___ Estratto del documento ___
Cè qualcuno in Italia che non è angosciato per Piergiorgio Welby? Tutti, proprio tutti, cattolici e laici, ministri e sacerdoti, medici e giuristi, quando devono affrontare in pubblico e in privato i dilemmi che sono di fronte al Grande Ammalato, abbassano la voce e cercano le difficili parole per non emettere giudizi sulla vita e la morte di un uomo.
Il tribunale, che ha riconosciuto alla persona il diritto a rifiutare l'accanimento terapeutico ma nel contempo ha registrato la mancanza di una legge specifica che tuteli tale diritto, ha ingarbugliato ancor più la vicenda, già di per sé terribilmente complicata.
È stata coraggiosa la scelta di Welby di trasformare la sua condizione di prigioniero della tortura di una respiratore artificiale in un caso pubblico. Ma la sua generosità volta a giovare a quanti si trovano nelle sue stesse condizioni e vogliono fare una scelta analoga, ha paradossalmente avuto l'effetto opposto a quello che si proponeva.
___
## Esercizi proposti
1 - Traduci in inglese questa frase del testo sul caso Welby: "Il tribunale, che ha riconosciuto alla persona il diritto a rifiutare l'accanimento terapeutico ma nel contempo ha registrato la mancanza di una legge specifica che tuteli tale diritto, ha ingarbugliato ancor più la vicenda, già di per sé terribilmente complicata."
2 - Secondo il testo sul caso Welby, quale diritto ha riconosciuto alla persona il tribunale?
3 - Prosegui il testo sul caso Welby a partire dall'ultima frase riportata.
___ Record forniti ___
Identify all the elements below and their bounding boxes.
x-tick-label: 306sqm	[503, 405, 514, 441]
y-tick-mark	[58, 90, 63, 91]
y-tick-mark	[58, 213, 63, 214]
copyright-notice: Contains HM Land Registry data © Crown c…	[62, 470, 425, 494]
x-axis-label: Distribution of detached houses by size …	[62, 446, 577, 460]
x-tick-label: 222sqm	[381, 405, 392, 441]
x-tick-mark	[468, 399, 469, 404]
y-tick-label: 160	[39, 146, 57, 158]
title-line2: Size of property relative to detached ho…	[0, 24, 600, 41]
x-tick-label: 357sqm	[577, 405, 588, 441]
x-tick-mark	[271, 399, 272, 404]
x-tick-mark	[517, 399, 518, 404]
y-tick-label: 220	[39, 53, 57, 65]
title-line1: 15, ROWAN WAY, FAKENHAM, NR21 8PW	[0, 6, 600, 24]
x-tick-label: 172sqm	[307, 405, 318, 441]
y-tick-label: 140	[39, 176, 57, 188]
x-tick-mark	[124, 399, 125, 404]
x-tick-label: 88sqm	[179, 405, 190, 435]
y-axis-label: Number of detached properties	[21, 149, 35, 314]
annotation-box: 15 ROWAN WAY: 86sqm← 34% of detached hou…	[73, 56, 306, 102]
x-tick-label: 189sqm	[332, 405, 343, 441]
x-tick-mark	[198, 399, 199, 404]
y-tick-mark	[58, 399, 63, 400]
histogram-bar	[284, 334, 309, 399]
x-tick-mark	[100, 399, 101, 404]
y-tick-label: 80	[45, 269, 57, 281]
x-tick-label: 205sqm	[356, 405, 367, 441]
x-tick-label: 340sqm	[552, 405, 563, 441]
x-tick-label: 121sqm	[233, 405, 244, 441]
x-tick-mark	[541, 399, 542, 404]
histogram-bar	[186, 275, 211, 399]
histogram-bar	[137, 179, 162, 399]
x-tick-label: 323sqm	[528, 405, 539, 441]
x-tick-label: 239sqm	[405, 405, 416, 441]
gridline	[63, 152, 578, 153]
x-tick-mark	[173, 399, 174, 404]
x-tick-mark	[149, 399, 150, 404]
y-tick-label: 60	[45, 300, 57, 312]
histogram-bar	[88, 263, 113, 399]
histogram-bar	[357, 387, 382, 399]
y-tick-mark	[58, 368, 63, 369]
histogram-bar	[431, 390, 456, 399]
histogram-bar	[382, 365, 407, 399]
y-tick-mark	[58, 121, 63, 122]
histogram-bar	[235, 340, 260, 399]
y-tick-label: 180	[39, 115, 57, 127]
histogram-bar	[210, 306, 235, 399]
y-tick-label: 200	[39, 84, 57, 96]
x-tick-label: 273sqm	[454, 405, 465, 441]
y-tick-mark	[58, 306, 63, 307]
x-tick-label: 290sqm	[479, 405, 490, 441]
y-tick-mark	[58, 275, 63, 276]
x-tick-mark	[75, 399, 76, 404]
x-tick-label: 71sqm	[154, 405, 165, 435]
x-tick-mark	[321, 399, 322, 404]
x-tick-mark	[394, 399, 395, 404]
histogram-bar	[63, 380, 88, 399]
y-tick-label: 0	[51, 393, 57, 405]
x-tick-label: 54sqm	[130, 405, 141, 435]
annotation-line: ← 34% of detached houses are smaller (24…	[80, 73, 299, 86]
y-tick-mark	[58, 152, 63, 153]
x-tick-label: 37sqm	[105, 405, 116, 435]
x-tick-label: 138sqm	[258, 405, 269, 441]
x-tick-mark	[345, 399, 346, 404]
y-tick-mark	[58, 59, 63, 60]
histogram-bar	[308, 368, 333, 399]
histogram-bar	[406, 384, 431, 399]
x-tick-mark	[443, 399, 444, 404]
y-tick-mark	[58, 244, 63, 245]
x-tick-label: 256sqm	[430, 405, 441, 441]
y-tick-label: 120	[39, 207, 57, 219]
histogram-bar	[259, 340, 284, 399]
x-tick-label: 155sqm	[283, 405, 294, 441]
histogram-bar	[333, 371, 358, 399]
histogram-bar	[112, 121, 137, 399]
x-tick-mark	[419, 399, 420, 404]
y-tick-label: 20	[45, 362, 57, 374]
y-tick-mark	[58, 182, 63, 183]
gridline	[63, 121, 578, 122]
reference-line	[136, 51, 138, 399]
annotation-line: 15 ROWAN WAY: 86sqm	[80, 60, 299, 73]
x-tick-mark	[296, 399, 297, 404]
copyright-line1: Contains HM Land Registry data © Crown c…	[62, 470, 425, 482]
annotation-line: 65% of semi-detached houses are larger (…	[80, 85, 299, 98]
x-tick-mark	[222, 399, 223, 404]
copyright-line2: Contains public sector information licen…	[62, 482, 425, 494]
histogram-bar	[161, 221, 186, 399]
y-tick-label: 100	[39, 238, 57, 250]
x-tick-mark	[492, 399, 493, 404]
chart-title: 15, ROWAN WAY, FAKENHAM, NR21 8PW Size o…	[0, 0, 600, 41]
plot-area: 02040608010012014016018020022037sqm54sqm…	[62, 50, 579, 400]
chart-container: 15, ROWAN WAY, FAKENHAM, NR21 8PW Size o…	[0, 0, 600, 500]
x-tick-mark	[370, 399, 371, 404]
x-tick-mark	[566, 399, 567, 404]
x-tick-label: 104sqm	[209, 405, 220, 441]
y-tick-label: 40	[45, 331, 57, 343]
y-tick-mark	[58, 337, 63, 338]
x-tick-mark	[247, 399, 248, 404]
___
## Soluzioni degli esercizi
1 - The court, which recognized the individual's right to refuse overly aggressive medical treatment while at the same time noting the lack of a specific law protecting that right, has tangled the affair even further, complicated as it already was in itself.

2 - Il diritto a rifiutare l'accanimento terapeutico.

3 -
Siamo infatti venuti a conoscenza che nelle strutture pubbliche e private viene spesso facilitato il trapasso in nome della pietà umana e della sapienza medica. È stato proprio Don Verzè a darne coraggiosa testimonianza senza reticenza. Nel caso di Piergiorgio, invece, ciò che molti malati hanno ottenuto e molti medici hanno effettuato - il distacco della spina con la sedazione del dolore - non è stato più possibile per il clamore della vicenda.
Perciò, se per un verso va reso merito ai radicali di avere portato all'attenzione pubblica una questione sempre più incombente con l'allungamento artificiale della vita, per un altro si resta sbigottiti di fronte al burocratico labirinto messo in moto che forse domani darà i suoi effetti ma oggi rende l'intera vicenda, umanamente, medicalmente e giuridicamente, più irrisolvibile di prima.
Non avremmo mai immaginato che il semplice rifiuto del trattamento sanitario, previsto dall'articolo 32 della Costituzione, divenisse una sarabanda in cui tutti emettono sentenze generali e nessuno si assume responsabilità precise. I medici chiedono che si pronuncino i magistrati, e questi invocano l'intervento legislativo dei parlamentari che preferiscono dichiarare sui sacri principi.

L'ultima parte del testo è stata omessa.